⟨

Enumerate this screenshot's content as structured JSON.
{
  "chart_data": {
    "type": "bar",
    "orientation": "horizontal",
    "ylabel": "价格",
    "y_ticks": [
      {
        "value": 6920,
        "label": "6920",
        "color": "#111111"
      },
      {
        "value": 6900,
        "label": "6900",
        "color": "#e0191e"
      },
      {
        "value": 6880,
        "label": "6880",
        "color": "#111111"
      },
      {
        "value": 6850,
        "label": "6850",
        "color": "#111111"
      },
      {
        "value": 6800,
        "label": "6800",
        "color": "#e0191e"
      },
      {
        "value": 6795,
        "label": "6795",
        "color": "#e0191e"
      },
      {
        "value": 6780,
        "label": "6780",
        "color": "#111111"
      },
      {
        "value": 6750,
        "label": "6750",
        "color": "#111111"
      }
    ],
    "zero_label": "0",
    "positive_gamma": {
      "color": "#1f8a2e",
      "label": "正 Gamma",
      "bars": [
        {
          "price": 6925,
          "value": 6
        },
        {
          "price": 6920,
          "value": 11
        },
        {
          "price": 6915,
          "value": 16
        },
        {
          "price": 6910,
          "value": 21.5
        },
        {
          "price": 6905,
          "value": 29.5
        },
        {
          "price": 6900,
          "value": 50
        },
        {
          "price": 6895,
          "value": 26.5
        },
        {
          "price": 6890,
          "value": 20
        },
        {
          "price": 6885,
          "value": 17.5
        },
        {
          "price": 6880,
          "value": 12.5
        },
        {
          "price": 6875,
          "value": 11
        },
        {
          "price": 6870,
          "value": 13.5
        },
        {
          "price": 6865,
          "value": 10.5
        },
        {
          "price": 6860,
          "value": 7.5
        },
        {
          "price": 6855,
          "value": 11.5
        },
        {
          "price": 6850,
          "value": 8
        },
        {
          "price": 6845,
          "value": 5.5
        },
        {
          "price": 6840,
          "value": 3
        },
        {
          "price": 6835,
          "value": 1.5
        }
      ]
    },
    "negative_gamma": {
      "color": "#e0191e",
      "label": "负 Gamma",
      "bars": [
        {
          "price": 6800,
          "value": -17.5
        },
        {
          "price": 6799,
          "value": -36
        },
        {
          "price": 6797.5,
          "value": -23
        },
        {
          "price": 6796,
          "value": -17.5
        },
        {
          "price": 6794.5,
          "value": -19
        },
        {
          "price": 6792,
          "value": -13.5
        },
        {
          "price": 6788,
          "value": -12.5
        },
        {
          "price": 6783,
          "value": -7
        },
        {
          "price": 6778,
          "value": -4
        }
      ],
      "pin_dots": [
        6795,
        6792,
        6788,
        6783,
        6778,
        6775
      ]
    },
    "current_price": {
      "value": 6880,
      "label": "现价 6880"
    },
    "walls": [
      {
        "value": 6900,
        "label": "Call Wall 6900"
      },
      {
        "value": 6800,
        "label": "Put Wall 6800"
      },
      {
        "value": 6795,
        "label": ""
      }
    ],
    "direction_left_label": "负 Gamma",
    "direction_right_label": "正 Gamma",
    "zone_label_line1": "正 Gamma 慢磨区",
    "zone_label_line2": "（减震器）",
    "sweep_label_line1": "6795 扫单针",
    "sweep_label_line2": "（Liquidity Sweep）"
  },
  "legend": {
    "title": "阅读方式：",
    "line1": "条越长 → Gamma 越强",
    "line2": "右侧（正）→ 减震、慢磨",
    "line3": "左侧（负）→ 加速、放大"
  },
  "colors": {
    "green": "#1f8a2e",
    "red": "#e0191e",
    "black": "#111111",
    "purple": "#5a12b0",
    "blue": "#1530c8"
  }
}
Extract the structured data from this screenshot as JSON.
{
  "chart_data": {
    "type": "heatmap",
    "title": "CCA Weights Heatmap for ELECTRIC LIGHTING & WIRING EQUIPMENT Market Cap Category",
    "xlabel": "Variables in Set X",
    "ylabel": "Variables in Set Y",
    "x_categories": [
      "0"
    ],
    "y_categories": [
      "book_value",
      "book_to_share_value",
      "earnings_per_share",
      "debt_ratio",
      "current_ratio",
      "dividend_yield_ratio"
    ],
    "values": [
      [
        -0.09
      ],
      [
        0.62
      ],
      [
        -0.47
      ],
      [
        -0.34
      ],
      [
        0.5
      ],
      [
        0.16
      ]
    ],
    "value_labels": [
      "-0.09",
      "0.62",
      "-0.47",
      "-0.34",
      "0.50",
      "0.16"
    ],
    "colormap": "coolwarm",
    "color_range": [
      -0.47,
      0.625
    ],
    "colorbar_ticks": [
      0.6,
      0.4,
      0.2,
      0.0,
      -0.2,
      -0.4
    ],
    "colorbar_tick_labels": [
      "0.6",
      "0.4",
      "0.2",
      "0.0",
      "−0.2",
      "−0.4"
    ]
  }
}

⟩

Reproduce every line of the listing above in which the string "Variables" appears.

    "xlabel": "Variables in Set X",
    "ylabel": "Variables in Set Y",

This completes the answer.